* **Task instructions**:
Check every line of the material below for "variants". Give the number of lines that have it, and only that.
─── Task input ───
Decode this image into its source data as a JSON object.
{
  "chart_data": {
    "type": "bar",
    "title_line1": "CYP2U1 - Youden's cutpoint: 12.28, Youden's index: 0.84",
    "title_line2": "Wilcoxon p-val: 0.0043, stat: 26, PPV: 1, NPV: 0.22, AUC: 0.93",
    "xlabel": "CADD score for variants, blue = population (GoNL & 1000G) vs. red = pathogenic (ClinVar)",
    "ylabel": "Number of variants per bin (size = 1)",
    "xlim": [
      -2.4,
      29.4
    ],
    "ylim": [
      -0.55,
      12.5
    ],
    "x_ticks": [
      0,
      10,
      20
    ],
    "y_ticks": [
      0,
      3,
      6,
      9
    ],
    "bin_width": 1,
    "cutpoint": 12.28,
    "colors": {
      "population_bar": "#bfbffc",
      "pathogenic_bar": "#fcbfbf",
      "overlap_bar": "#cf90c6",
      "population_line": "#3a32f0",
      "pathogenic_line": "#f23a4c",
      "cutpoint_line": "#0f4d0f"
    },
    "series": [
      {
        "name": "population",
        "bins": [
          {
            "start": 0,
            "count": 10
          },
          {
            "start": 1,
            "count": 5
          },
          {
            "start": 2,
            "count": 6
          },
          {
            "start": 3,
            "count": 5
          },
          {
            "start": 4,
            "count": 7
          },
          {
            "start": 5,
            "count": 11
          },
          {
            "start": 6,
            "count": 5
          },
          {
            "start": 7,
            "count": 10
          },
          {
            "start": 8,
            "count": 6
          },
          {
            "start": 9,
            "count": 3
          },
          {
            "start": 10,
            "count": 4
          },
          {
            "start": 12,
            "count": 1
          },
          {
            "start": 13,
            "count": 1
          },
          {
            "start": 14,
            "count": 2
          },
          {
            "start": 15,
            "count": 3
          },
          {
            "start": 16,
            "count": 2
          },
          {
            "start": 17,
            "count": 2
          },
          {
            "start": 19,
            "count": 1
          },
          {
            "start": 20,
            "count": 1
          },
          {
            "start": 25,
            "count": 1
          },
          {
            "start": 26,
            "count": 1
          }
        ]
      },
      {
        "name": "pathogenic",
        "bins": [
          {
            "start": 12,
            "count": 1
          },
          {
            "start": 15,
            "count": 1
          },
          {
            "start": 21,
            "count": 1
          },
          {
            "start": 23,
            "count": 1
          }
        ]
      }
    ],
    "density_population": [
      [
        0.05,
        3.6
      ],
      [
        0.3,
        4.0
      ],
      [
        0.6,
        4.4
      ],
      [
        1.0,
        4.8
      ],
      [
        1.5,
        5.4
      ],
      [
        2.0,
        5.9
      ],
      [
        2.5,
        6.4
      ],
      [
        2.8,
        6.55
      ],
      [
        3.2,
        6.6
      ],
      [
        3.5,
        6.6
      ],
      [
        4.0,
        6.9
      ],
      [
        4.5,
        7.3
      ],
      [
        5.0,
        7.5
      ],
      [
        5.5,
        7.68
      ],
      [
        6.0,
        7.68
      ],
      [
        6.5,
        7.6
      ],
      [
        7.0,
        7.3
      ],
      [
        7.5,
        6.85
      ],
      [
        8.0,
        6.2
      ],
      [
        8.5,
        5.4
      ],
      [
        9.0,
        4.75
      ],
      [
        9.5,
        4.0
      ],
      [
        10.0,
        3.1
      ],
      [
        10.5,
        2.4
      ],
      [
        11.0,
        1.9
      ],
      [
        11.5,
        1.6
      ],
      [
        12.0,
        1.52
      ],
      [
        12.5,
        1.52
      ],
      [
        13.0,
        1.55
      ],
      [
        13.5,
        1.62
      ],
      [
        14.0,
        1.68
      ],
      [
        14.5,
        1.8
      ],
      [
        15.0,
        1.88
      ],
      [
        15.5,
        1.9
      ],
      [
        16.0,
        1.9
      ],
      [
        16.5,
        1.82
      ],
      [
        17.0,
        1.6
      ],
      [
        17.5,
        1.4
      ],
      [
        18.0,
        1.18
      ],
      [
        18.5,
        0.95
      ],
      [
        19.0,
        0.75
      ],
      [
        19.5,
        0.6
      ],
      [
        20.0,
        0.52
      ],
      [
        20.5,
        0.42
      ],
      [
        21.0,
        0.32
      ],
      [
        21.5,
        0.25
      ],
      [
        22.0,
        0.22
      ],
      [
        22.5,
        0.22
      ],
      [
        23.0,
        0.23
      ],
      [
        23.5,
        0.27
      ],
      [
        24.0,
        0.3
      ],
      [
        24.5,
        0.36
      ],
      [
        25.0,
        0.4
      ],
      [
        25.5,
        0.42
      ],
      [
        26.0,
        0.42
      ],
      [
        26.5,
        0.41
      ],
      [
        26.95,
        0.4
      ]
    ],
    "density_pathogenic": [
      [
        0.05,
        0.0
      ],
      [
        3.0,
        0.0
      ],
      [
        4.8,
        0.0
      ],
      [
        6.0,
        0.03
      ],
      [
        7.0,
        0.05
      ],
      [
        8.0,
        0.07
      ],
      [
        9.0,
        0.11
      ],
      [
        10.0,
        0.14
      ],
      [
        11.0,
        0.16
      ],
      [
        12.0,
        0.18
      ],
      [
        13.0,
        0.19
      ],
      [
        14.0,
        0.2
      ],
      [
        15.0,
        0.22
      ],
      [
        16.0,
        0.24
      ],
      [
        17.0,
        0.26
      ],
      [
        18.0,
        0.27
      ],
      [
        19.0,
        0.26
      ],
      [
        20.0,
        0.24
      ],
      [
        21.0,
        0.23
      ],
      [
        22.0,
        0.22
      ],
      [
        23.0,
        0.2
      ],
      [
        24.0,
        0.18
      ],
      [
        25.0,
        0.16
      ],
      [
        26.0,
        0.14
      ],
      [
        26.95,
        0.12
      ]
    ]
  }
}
───
* **Solved exercise**:
2